• [Given data]
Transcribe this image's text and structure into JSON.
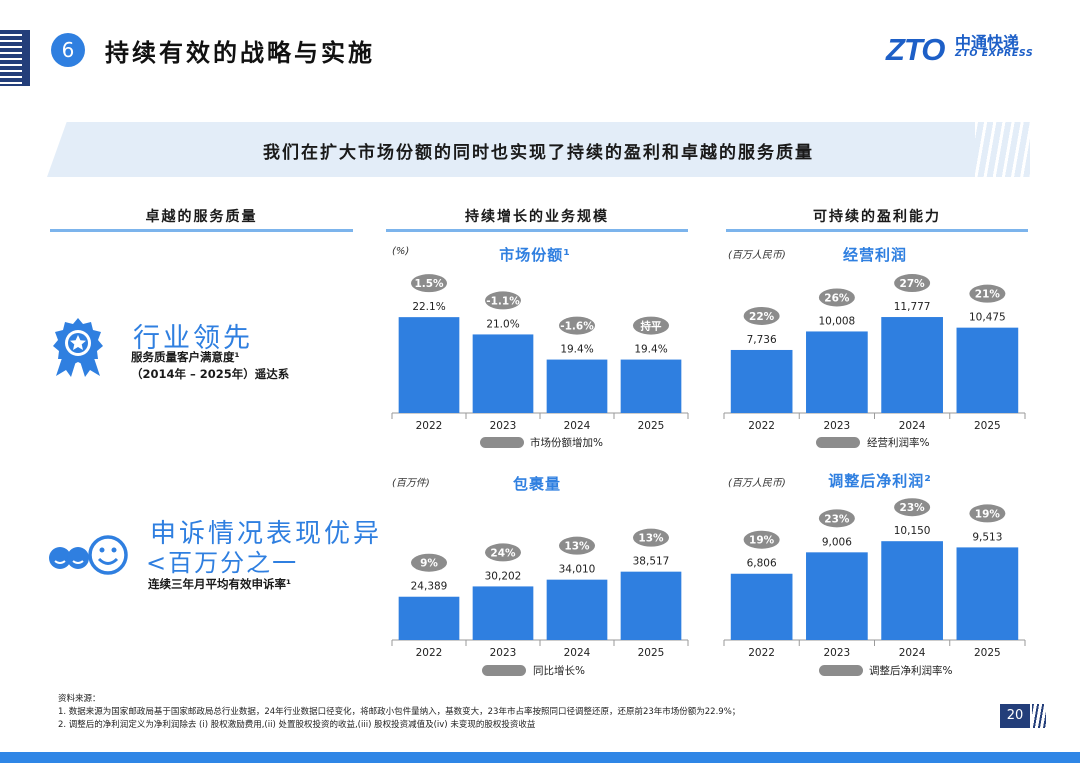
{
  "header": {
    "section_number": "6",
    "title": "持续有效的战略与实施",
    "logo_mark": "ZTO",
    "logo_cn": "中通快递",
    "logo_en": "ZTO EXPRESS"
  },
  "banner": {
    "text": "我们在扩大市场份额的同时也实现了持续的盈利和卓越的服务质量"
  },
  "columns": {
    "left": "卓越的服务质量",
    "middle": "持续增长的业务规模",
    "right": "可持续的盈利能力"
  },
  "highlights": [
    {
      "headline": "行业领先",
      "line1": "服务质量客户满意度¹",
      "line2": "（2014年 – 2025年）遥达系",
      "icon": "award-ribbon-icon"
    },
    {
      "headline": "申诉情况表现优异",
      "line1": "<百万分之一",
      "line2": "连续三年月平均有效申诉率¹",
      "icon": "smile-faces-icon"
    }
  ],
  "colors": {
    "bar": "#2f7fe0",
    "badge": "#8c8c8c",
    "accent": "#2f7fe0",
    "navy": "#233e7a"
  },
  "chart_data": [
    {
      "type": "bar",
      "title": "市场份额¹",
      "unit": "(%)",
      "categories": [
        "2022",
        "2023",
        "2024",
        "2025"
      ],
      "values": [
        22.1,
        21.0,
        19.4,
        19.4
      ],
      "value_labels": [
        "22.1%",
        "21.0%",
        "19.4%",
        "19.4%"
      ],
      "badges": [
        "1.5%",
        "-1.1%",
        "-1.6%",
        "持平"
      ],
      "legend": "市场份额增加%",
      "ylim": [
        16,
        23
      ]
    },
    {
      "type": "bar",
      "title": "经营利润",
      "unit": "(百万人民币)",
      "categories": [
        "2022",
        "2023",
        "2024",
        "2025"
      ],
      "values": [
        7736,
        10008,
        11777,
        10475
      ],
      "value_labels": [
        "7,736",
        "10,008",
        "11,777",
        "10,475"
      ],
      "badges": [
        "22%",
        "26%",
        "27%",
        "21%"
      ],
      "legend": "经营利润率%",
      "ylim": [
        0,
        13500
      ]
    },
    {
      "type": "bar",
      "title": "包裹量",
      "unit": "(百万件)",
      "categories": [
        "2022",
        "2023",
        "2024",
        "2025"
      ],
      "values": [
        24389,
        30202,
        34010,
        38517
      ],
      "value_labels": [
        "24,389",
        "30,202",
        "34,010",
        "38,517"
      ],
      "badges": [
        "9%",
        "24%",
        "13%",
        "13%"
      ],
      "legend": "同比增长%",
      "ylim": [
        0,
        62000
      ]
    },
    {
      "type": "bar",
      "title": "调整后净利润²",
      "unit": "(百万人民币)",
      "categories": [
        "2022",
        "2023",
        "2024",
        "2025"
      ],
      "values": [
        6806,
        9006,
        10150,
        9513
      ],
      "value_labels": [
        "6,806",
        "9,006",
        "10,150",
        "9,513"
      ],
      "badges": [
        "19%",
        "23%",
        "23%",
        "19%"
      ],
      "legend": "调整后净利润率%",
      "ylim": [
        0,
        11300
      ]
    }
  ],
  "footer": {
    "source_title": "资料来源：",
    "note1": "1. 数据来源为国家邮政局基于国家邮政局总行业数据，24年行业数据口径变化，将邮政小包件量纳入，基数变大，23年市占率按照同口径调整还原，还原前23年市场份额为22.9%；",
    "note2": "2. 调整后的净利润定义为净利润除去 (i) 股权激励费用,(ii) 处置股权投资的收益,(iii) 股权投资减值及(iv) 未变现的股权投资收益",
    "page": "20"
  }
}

• [Your objective]
Check every line of the data, and copy the ones that contain "legend".

• [Exercise response]
      "legend": "市场份额增加%",
      "legend": "经营利润率%",
      "legend": "同比增长%",
      "legend": "调整后净利润率%",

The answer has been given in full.